### Document text
==================================================
1022 South isn’t an after-work happy hour spot…unless you live in Tacoma. But the New York Times-lauded cocktail bar in the city’s Hilltop district does happy hour every day from 4 to 8pm. This means you have a glorious four-hour window on Saturday nights during which you can enjoy the stylings of bartender-owner Chris Keil and his staff for a mere $5 a drink.

On my recent weekend visit, the space had just the right vibe during those hours—patrons at tables and on bar stools were bent together in lively conversation, with just enough seats to spare. 1022 has all the dark walls, Edison bulbs, and towering back bar shelves of spirits, liqueurs, and bitters you expect from the finest Capitol Hill cocktail dens. There are books on slender wall-mounted shelves and incoming calls are answered on a rotary phone. Ice cubes are works of art and the staff is equally friendly to cosmopolitan drinkers and tincture geeks alike.
==================================================
### Exercise tasks
**A.** Rewrite the passage of the piece on 1022 South that begins at the words "1022 South isn’t" and ends after "mere $5 a drink.", swapping in "tasting hour" wherever "happy hour" appears.
**B.** Decide whether each statement agrees with the piece on 1022 South, and back each yes or no with the deciding words quoted from it: (i) The bar holds happy hour daily from 4 to 8pm. (ii) Incoming calls are answered on a cordless phone. (iii) Drinks during happy hour cost $10 each.
==================================================
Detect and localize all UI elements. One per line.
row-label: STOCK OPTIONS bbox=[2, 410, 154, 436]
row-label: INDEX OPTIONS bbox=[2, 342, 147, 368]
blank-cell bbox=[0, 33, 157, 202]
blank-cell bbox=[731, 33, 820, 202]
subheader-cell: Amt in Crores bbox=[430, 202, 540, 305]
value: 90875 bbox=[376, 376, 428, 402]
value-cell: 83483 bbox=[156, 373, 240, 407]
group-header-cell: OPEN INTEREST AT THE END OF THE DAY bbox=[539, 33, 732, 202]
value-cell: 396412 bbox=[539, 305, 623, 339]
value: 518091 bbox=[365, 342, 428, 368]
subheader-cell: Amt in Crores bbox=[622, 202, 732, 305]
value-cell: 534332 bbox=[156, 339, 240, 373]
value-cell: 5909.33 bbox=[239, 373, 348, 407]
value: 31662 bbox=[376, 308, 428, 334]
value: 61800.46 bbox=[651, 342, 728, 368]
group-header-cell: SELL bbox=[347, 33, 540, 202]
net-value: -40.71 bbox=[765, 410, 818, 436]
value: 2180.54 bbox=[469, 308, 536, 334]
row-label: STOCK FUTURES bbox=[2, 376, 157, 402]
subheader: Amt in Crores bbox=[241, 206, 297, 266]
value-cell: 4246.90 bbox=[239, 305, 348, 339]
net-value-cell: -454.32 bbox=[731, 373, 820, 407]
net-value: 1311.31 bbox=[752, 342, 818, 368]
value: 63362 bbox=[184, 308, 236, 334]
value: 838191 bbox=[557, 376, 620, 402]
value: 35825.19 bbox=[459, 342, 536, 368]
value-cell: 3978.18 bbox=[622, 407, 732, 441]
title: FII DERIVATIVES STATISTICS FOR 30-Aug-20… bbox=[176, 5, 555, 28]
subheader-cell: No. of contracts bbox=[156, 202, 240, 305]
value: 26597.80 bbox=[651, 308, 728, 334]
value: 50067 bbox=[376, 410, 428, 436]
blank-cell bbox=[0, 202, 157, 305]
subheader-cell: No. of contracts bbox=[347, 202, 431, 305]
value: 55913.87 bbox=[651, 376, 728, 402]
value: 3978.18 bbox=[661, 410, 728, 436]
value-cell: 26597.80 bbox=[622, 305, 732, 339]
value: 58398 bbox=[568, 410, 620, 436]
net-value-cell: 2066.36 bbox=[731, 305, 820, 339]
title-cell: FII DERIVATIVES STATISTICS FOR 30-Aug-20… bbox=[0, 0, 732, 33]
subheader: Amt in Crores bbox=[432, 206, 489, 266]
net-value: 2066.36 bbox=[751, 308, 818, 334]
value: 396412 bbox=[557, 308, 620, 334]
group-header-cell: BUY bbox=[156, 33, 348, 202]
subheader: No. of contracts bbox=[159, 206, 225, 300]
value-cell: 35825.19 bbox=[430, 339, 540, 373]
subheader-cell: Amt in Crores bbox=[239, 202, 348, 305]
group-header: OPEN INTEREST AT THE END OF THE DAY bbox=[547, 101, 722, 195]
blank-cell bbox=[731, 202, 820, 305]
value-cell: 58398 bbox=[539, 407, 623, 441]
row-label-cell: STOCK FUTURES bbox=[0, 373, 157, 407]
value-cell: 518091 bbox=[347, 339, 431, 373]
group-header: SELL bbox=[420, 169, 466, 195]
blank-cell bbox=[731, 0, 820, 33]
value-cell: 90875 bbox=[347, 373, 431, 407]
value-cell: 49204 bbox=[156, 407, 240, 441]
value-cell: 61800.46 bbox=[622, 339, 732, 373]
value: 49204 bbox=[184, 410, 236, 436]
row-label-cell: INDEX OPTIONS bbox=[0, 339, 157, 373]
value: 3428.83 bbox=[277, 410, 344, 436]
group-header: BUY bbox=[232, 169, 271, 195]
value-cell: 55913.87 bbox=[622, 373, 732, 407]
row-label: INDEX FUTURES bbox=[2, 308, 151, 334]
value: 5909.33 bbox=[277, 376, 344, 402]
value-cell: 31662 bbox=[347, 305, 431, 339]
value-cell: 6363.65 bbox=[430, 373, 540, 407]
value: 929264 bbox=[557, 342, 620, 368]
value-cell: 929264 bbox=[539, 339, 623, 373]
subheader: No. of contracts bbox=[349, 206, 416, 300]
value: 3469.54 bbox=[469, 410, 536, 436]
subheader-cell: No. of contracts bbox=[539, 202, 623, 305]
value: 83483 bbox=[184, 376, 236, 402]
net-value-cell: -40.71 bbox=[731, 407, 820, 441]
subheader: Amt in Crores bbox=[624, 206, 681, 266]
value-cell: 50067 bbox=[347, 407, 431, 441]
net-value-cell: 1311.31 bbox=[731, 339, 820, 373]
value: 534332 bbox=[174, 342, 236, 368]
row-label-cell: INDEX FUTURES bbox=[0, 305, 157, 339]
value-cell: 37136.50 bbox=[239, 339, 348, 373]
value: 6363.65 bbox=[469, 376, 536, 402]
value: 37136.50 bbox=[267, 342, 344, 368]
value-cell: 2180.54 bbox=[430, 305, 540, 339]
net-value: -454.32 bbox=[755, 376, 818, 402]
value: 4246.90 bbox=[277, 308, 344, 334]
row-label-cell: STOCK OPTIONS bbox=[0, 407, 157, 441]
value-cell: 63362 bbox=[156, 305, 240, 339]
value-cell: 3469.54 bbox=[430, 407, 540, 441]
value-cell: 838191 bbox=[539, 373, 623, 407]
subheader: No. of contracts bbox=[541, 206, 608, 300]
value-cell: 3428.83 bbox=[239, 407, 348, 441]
==================================================
### Answers to the tasks
**A.**
1022 South isn’t an after-work tasting hour spot…unless you live in Tacoma. But the New York Times-lauded cocktail bar in the city’s Hilltop district does tasting hour every day from 4 to 8pm. This means you have a glorious four-hour window on Saturday nights during which you can enjoy the stylings of bartender-owner Chris Keil and his staff for a mere $5 a drink.

**B.**
(i) Yes: "does happy hour every day from 4 to 8pm"
(ii) No: "incoming calls are answered on a rotary phone"
(iii) No: "for a mere $5 a drink"